## START Source excerpt

Is this blocking applications that first perform a search, in order to
decide which docs to delete by docid?

Two other options in
http://article.gmane.org/gmane.comp.jakarta.lucene.devel/16581 ...?

>
> Mike
>


---------------------------------------------------------------------
To unsubscribe, e-mail: java-dev-unsubscribe@lucene.apache.org
For additional commands, e-mail: java-dev-help@lucene.apache.org

Re: adding "explicit commits" to Lucene?

Posted by Michael McCandless <lu...@mikemccandless.com>.

Ning Li wrote:
> On 1/16/07, Michael McCandless <lu...@mikemccandless.com> wrote:
>> Good catch Ning!  And, I agree, when a reader plans to make
>> modifications to the index, I think the best solution is to require
>> that the reader has opened most recent "segments*_N" (be that a
>> snapshot or a checkpoint).  Really a reader is actually a "writer" in
>> this context.  This means we need a way to open a reader against the
>> most recent checkpoint as well (I will add that).
>>
>> This is very much consistent with how a reader now checks if it is
>> still current when someone first tries to change a del/norm: if it's
>> not still current (ie, another writer has written a new segments_N
>> file) then an IOException is raised with "IndexReader out of date and
>> no longer valid for delete, undelete, or setNorm operations".  I think
>> with explicit commits that same requirement & check would apply.
> 
> This means a reader can open a checkpoint for search. But the purpose
> of "explicit commits" is that only snapshots are opened for search,
> not checkpoints. Can we just trust applications won't open a
> checkpoint for search? Or should we explicitly guard against it?

Ahh good point.

I think I'll add "openForWriting(*)" static methods to IndexReader.
These will acquire the write lock, and will open the latest
segments*_N (commit or checkpoint).  This way you can't open a
checkpoint unless there are no others writers on the index.

We could go further and have IndexSearcher not accept an IndexReader
opened against a checkpoint, but I'm included not to check for
(prevent) this, for starters.  I'd rather not preclude possibly
interesting future use cases too early.

Mike

---------------------------------------------------------------------
To unsubscribe, e-mail: java-dev-unsubscribe@lucene.apache.org
For additional commands, e-mail: java-dev-help@lucene.apache.org

Re: adding "explicit commits" to Lucene?

Posted by Ning Li <ni...@gmail.com>.

## END Source excerpt

Set of tasks:
**a)** In the Lucene mailing-list excerpt, which static methods does Michael McCandless say he will add to IndexReader?
**b)** Reproduce the Lucene mailing-list excerpt word for word from "Ahh good point." to "on the index.".
The data that follows is unrelated to the Lucene mailing-list excerpt.

## START Dataset section

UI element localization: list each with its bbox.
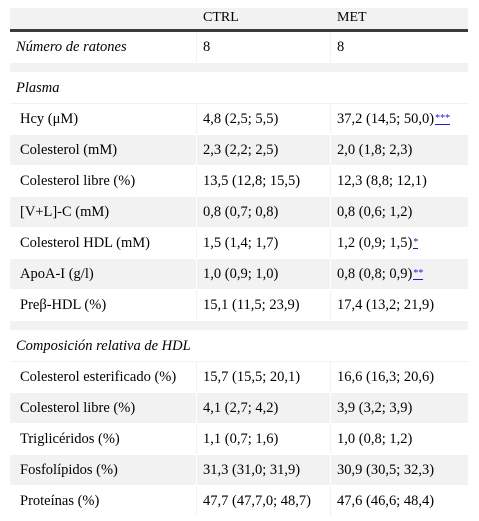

## END Dataset section

Expected results:
**a)** He will add "openForWriting(*)" static methods.

**b)**
Ahh good point.

I think I'll add "openForWriting(*)" static methods to IndexReader.
These will acquire the write lock, and will open the latest
segments*_N (commit or checkpoint).  This way you can't open a
checkpoint unless there are no others writers on the index.